## Begin STORED DATA

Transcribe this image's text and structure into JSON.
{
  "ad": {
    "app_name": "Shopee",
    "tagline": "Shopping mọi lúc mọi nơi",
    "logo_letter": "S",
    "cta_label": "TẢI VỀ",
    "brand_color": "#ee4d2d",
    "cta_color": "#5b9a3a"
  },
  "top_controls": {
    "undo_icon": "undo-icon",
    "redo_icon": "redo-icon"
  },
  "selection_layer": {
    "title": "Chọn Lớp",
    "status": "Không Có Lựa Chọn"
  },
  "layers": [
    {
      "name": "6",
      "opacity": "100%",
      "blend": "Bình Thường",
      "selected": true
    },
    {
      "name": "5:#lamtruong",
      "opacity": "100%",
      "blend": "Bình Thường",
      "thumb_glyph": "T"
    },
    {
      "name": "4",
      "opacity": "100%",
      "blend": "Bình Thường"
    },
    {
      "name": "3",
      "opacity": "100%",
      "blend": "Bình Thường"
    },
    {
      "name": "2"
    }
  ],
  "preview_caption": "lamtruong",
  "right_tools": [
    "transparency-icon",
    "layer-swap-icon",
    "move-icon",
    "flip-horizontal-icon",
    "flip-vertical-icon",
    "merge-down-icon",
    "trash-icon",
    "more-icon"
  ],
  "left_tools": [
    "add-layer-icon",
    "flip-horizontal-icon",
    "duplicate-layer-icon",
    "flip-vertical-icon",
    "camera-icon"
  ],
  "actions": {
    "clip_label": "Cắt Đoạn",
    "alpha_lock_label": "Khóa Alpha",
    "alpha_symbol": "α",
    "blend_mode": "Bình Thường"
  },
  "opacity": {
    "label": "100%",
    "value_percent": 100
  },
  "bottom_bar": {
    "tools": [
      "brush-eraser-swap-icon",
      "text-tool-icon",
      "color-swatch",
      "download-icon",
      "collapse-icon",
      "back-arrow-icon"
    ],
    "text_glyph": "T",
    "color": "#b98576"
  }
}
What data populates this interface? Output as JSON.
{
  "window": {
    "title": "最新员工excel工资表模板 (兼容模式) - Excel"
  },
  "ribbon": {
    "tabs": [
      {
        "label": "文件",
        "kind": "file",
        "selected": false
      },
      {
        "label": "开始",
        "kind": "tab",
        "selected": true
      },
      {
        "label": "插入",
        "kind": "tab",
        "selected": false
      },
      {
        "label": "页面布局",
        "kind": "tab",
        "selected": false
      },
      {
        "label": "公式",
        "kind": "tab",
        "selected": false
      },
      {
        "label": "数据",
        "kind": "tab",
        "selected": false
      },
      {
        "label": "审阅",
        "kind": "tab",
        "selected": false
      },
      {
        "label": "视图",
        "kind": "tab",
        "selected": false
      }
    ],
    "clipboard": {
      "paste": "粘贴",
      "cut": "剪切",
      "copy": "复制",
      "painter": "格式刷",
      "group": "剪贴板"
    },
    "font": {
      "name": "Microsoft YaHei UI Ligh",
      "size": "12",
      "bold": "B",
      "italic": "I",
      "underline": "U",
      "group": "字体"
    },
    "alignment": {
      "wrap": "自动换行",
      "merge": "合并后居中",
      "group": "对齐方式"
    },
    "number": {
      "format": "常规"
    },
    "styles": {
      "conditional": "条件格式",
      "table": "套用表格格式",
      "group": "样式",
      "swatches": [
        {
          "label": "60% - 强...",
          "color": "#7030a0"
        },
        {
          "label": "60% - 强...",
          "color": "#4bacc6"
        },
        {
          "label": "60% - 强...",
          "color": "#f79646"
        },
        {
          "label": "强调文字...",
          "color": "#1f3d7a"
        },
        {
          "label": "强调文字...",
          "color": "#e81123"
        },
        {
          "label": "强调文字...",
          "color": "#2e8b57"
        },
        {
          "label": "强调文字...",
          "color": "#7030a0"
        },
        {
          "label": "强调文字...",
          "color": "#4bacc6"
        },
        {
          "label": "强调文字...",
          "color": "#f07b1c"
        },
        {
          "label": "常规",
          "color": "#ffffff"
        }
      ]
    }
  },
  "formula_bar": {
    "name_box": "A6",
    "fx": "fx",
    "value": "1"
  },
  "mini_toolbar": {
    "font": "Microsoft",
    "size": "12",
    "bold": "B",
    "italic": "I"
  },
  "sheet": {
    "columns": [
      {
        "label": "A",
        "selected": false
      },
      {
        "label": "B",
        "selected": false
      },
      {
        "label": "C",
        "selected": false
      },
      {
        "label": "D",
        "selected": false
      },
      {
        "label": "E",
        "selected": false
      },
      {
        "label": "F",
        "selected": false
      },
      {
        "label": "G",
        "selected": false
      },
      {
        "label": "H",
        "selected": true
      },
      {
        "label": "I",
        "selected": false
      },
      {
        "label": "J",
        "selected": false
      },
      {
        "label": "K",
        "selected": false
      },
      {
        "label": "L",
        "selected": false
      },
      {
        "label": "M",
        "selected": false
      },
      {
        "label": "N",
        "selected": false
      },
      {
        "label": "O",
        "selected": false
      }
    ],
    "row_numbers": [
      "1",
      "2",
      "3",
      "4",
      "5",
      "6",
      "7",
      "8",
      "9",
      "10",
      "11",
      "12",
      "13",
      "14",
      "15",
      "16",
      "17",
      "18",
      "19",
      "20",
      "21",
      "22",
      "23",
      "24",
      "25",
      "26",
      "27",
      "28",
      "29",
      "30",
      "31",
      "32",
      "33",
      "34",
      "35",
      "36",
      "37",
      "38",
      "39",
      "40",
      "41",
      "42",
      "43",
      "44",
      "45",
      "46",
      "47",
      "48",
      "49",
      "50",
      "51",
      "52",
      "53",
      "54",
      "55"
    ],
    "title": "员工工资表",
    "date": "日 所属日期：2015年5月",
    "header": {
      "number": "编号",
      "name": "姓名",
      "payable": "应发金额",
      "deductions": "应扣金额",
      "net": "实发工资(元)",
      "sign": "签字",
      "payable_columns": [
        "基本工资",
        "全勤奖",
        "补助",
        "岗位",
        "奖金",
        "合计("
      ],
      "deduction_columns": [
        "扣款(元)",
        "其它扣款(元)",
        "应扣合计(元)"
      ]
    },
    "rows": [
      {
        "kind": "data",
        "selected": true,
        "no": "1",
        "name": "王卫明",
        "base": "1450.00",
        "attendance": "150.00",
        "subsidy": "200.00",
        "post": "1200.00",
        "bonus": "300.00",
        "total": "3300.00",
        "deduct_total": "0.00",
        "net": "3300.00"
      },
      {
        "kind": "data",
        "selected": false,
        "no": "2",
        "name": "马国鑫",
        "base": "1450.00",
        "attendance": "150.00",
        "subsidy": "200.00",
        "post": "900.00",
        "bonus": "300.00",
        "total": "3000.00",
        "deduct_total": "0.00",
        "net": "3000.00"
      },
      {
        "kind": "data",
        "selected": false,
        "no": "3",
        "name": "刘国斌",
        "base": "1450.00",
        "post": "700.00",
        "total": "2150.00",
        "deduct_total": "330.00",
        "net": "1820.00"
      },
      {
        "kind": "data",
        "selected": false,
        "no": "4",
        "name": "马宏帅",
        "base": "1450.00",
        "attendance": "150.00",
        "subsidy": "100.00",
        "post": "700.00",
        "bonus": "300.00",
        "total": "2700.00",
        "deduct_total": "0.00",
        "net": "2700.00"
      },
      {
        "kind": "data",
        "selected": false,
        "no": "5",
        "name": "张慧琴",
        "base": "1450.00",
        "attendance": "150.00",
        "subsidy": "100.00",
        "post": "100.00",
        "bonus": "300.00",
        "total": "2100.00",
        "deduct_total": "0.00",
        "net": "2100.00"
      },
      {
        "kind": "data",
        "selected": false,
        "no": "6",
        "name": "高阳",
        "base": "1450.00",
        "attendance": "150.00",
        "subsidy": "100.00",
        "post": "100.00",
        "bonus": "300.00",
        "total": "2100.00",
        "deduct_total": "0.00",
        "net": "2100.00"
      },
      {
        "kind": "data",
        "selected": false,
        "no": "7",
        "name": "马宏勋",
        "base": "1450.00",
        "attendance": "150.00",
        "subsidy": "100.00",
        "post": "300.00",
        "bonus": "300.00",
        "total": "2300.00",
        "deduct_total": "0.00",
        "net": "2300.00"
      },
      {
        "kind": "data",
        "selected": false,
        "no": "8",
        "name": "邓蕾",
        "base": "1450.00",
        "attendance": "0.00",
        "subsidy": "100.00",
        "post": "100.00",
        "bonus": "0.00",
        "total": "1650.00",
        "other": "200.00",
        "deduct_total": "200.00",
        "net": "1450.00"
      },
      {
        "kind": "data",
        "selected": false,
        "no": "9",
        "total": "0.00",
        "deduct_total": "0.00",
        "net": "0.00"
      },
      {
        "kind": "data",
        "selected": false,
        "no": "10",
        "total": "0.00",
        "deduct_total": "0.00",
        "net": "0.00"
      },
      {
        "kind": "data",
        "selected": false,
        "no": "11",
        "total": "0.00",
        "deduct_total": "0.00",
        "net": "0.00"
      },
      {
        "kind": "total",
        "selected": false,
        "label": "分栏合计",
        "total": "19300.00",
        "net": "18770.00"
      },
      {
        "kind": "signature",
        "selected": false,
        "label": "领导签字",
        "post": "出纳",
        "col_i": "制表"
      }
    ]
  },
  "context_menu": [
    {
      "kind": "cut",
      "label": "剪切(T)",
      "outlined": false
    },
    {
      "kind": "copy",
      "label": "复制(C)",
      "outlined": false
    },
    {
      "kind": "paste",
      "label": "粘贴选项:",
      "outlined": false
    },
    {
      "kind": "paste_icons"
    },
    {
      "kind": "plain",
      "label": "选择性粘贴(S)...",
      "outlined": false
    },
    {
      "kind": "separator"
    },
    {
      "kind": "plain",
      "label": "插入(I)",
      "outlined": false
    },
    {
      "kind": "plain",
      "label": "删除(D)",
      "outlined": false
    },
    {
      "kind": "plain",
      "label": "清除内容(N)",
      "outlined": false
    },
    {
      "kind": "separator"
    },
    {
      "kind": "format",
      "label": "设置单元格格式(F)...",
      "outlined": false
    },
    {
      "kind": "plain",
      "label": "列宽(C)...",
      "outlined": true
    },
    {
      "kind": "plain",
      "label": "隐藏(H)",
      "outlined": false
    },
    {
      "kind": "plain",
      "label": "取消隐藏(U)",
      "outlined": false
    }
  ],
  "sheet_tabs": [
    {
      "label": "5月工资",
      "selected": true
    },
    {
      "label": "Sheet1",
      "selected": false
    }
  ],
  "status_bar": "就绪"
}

## End STORED DATA

- PROBLEM TO WORK ON -
Look through the entries above and list every line containing "group".

- RESULT BELOW -
      "group": "剪贴板"
      "group": "字体"
      "group": "对齐方式"
      "group": "样式",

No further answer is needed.